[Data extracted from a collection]
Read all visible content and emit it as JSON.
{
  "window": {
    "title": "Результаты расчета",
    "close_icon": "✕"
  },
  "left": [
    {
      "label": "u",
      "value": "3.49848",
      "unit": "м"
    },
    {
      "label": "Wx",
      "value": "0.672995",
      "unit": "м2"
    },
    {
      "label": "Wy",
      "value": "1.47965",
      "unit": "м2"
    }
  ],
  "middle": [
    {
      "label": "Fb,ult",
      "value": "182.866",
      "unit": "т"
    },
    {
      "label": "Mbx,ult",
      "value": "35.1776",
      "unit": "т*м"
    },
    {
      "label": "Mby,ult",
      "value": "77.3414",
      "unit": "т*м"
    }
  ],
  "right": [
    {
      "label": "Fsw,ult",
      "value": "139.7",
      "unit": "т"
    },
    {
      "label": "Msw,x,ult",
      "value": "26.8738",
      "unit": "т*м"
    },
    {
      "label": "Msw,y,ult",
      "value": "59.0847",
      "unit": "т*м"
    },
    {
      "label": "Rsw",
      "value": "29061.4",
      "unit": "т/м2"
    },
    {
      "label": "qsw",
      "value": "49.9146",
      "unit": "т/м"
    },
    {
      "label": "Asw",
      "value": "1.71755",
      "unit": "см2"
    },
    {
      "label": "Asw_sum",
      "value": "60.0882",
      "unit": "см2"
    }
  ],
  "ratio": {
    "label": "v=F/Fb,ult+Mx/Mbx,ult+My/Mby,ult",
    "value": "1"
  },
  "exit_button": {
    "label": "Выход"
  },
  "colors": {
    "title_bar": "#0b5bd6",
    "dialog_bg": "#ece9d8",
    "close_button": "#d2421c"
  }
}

*Short task*
Every record above should be output exactly.

*The result*
Read all visible content and emit it as JSON.
{
  "window": {
    "title": "Результаты расчета",
    "close_icon": "✕"
  },
  "left": [
    {
      "label": "u",
      "value": "3.49848",
      "unit": "м"
    },
    {
      "label": "Wx",
      "value": "0.672995",
      "unit": "м2"
    },
    {
      "label": "Wy",
      "value": "1.47965",
      "unit": "м2"
    }
  ],
  "middle": [
    {
      "label": "Fb,ult",
      "value": "182.866",
      "unit": "т"
    },
    {
      "label": "Mbx,ult",
      "value": "35.1776",
      "unit": "т*м"
    },
    {
      "label": "Mby,ult",
      "value": "77.3414",
      "unit": "т*м"
    }
  ],
  "right": [
    {
      "label": "Fsw,ult",
      "value": "139.7",
      "unit": "т"
    },
    {
      "label": "Msw,x,ult",
      "value": "26.8738",
      "unit": "т*м"
    },
    {
      "label": "Msw,y,ult",
      "value": "59.0847",
      "unit": "т*м"
    },
    {
      "label": "Rsw",
      "value": "29061.4",
      "unit": "т/м2"
    },
    {
      "label": "qsw",
      "value": "49.9146",
      "unit": "т/м"
    },
    {
      "label": "Asw",
      "value": "1.71755",
      "unit": "см2"
    },
    {
      "label": "Asw_sum",
      "value": "60.0882",
      "unit": "см2"
    }
  ],
  "ratio": {
    "label": "v=F/Fb,ult+Mx/Mbx,ult+My/Mby,ult",
    "value": "1"
  },
  "exit_button": {
    "label": "Выход"
  },
  "colors": {
    "title_bar": "#0b5bd6",
    "dialog_bg": "#ece9d8",
    "close_button": "#d2421c"
  }
}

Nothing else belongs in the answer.